> Required work
Leave the pictures out. Return all other data exactly.

BEGIN Provided entries

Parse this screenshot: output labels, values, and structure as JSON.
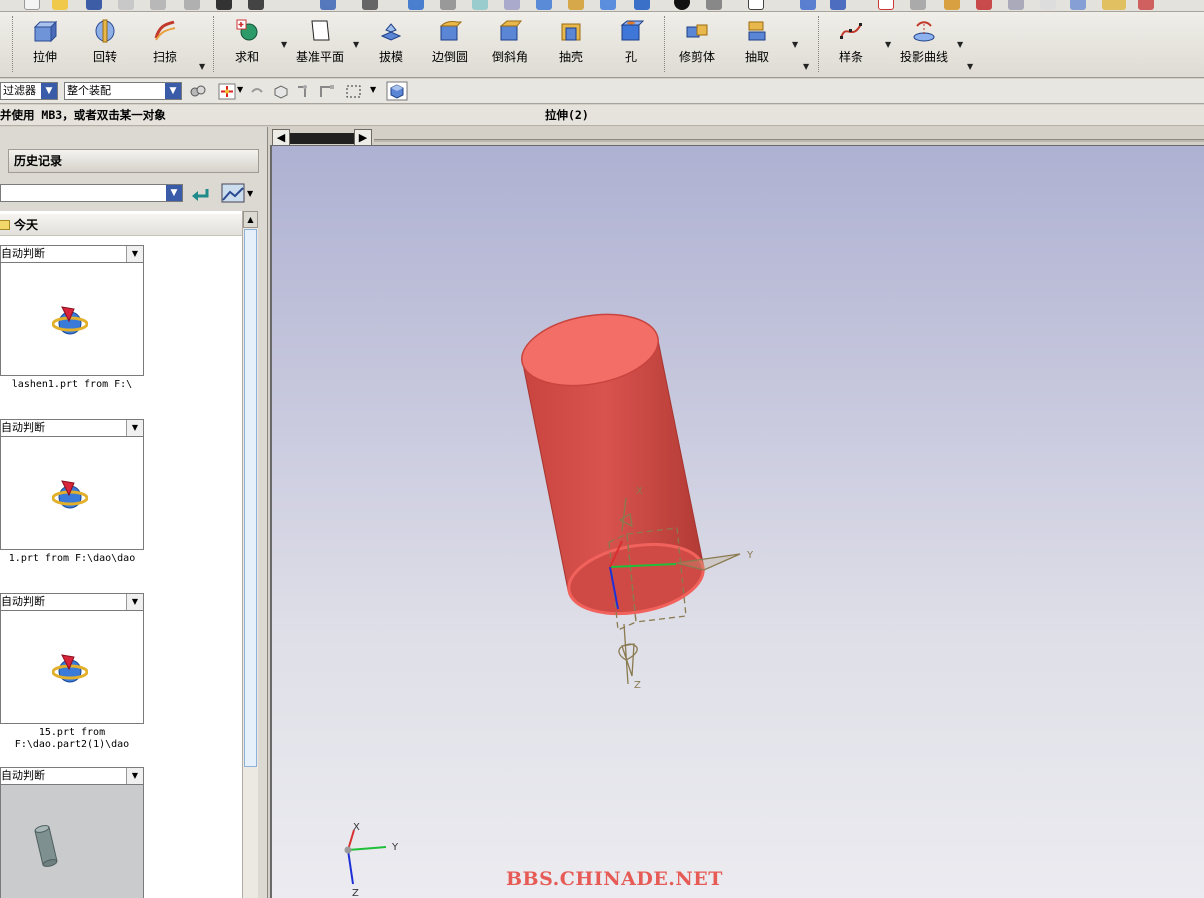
{
  "toolbar": {
    "extrude": "拉伸",
    "revolve": "回转",
    "sweep": "扫掠",
    "unite": "求和",
    "datum_plane": "基准平面",
    "draft": "拔模",
    "edge_blend": "边倒圆",
    "chamfer": "倒斜角",
    "shell": "抽壳",
    "hole": "孔",
    "trim_body": "修剪体",
    "extract": "抽取",
    "spline": "样条",
    "project_curve": "投影曲线"
  },
  "selection_bar": {
    "filter_label": "过滤器",
    "scope_label": "整个装配"
  },
  "cue_line": {
    "prompt": "并使用 MB3，或者双击某一对象",
    "status": "拉伸(2)"
  },
  "history": {
    "title": "历史记录",
    "group_today": "今天",
    "entries": [
      {
        "mode": "自动判断",
        "caption": "lashen1.prt from F:\\"
      },
      {
        "mode": "自动判断",
        "caption": "1.prt from F:\\dao\\dao"
      },
      {
        "mode": "自动判断",
        "caption": "15.prt from F:\\dao.part2(1)\\dao"
      },
      {
        "mode": "自动判断",
        "caption": ""
      }
    ]
  },
  "graphics": {
    "watermark": "BBS.CHINADE.NET",
    "axis_x": "X",
    "axis_y": "Y",
    "axis_z": "Z",
    "model_color": "#d9534e",
    "background_top": "#aeb1d2",
    "background_bottom": "#ebebf0"
  },
  "icons": {
    "extrude": "extrude-icon",
    "revolve": "revolve-icon",
    "sweep": "sweep-icon",
    "unite": "unite-icon",
    "datum_plane": "datum-plane-icon",
    "draft": "draft-icon",
    "edge_blend": "edge-blend-icon",
    "chamfer": "chamfer-icon",
    "shell": "shell-icon",
    "hole": "hole-icon",
    "trim_body": "trim-body-icon",
    "extract": "extract-icon",
    "spline": "spline-icon",
    "project_curve": "project-curve-icon"
  }
}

END Provided entries

> Result
Parse this screenshot: output labels, values, and structure as JSON.
{
  "toolbar": {
    "extrude": "拉伸",
    "revolve": "回转",
    "sweep": "扫掠",
    "unite": "求和",
    "datum_plane": "基准平面",
    "draft": "拔模",
    "edge_blend": "边倒圆",
    "chamfer": "倒斜角",
    "shell": "抽壳",
    "hole": "孔",
    "trim_body": "修剪体",
    "extract": "抽取",
    "spline": "样条",
    "project_curve": "投影曲线"
  },
  "selection_bar": {
    "filter_label": "过滤器",
    "scope_label": "整个装配"
  },
  "cue_line": {
    "prompt": "并使用 MB3，或者双击某一对象",
    "status": "拉伸(2)"
  },
  "history": {
    "title": "历史记录",
    "group_today": "今天",
    "entries": [
      {
        "mode": "自动判断",
        "caption": "lashen1.prt from F:\\"
      },
      {
        "mode": "自动判断",
        "caption": "1.prt from F:\\dao\\dao"
      },
      {
        "mode": "自动判断",
        "caption": "15.prt from F:\\dao.part2(1)\\dao"
      },
      {
        "mode": "自动判断",
        "caption": ""
      }
    ]
  },
  "graphics": {
    "watermark": "BBS.CHINADE.NET",
    "axis_x": "X",
    "axis_y": "Y",
    "axis_z": "Z",
    "model_color": "#d9534e",
    "background_top": "#aeb1d2",
    "background_bottom": "#ebebf0"
  },
  "icons": {
    "extrude": "extrude-icon",
    "revolve": "revolve-icon",
    "sweep": "sweep-icon",
    "unite": "unite-icon",
    "datum_plane": "datum-plane-icon",
    "draft": "draft-icon",
    "edge_blend": "edge-blend-icon",
    "chamfer": "chamfer-icon",
    "shell": "shell-icon",
    "hole": "hole-icon",
    "trim_body": "trim-body-icon",
    "extract": "extract-icon",
    "spline": "spline-icon",
    "project_curve": "project-curve-icon"
  }
}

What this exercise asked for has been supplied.